_Work instruction_: Restate the records so that not a single word differs.

Page and application data records
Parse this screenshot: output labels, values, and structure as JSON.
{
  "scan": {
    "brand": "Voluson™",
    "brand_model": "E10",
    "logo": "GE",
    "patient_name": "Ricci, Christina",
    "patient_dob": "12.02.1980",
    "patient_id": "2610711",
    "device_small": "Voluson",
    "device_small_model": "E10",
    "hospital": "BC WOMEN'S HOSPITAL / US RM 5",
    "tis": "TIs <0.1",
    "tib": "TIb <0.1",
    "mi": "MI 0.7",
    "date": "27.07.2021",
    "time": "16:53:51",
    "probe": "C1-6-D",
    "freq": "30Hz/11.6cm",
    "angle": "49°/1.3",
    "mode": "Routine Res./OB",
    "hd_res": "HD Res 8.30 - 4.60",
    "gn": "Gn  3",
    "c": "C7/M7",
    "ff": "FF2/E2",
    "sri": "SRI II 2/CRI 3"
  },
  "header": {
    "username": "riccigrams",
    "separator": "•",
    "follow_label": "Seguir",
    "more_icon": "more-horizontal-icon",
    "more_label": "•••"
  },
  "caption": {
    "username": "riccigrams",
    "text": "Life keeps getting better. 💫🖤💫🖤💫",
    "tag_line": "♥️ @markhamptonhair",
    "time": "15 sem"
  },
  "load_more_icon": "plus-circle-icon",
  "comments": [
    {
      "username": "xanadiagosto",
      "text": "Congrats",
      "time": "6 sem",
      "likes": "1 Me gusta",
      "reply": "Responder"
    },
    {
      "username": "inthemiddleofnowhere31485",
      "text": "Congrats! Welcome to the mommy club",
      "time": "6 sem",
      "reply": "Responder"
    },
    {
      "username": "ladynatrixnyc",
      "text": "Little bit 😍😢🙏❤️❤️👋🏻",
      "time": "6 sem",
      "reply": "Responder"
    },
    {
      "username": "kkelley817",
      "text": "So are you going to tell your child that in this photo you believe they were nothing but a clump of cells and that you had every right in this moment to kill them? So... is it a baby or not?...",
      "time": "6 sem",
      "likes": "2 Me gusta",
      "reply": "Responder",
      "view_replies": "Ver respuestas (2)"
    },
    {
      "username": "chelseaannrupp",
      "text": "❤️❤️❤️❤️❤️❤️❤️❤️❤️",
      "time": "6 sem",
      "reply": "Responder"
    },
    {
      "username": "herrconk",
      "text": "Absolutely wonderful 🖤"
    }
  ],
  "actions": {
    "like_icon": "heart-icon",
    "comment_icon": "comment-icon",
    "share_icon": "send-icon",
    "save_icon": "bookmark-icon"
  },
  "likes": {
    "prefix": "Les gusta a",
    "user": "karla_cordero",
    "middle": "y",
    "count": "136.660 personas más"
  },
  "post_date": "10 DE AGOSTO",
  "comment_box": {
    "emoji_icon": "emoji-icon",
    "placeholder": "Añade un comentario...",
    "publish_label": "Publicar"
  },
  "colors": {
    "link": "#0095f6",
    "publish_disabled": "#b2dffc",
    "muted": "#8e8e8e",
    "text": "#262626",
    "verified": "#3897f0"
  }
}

_Exercise answer_:
Parse this screenshot: output labels, values, and structure as JSON.
{
  "scan": {
    "brand": "Voluson™",
    "brand_model": "E10",
    "logo": "GE",
    "patient_name": "Ricci, Christina",
    "patient_dob": "12.02.1980",
    "patient_id": "2610711",
    "device_small": "Voluson",
    "device_small_model": "E10",
    "hospital": "BC WOMEN'S HOSPITAL / US RM 5",
    "tis": "TIs <0.1",
    "tib": "TIb <0.1",
    "mi": "MI 0.7",
    "date": "27.07.2021",
    "time": "16:53:51",
    "probe": "C1-6-D",
    "freq": "30Hz/11.6cm",
    "angle": "49°/1.3",
    "mode": "Routine Res./OB",
    "hd_res": "HD Res 8.30 - 4.60",
    "gn": "Gn  3",
    "c": "C7/M7",
    "ff": "FF2/E2",
    "sri": "SRI II 2/CRI 3"
  },
  "header": {
    "username": "riccigrams",
    "separator": "•",
    "follow_label": "Seguir",
    "more_icon": "more-horizontal-icon",
    "more_label": "•••"
  },
  "caption": {
    "username": "riccigrams",
    "text": "Life keeps getting better. 💫🖤💫🖤💫",
    "tag_line": "♥️ @markhamptonhair",
    "time": "15 sem"
  },
  "load_more_icon": "plus-circle-icon",
  "comments": [
    {
      "username": "xanadiagosto",
      "text": "Congrats",
      "time": "6 sem",
      "likes": "1 Me gusta",
      "reply": "Responder"
    },
    {
      "username": "inthemiddleofnowhere31485",
      "text": "Congrats! Welcome to the mommy club",
      "time": "6 sem",
      "reply": "Responder"
    },
    {
      "username": "ladynatrixnyc",
      "text": "Little bit 😍😢🙏❤️❤️👋🏻",
      "time": "6 sem",
      "reply": "Responder"
    },
    {
      "username": "kkelley817",
      "text": "So are you going to tell your child that in this photo you believe they were nothing but a clump of cells and that you had every right in this moment to kill them? So... is it a baby or not?...",
      "time": "6 sem",
      "likes": "2 Me gusta",
      "reply": "Responder",
      "view_replies": "Ver respuestas (2)"
    },
    {
      "username": "chelseaannrupp",
      "text": "❤️❤️❤️❤️❤️❤️❤️❤️❤️",
      "time": "6 sem",
      "reply": "Responder"
    },
    {
      "username": "herrconk",
      "text": "Absolutely wonderful 🖤"
    }
  ],
  "actions": {
    "like_icon": "heart-icon",
    "comment_icon": "comment-icon",
    "share_icon": "send-icon",
    "save_icon": "bookmark-icon"
  },
  "likes": {
    "prefix": "Les gusta a",
    "user": "karla_cordero",
    "middle": "y",
    "count": "136.660 personas más"
  },
  "post_date": "10 DE AGOSTO",
  "comment_box": {
    "emoji_icon": "emoji-icon",
    "placeholder": "Añade un comentario...",
    "publish_label": "Publicar"
  },
  "colors": {
    "link": "#0095f6",
    "publish_disabled": "#b2dffc",
    "muted": "#8e8e8e",
    "text": "#262626",
    "verified": "#3897f0"
  }
}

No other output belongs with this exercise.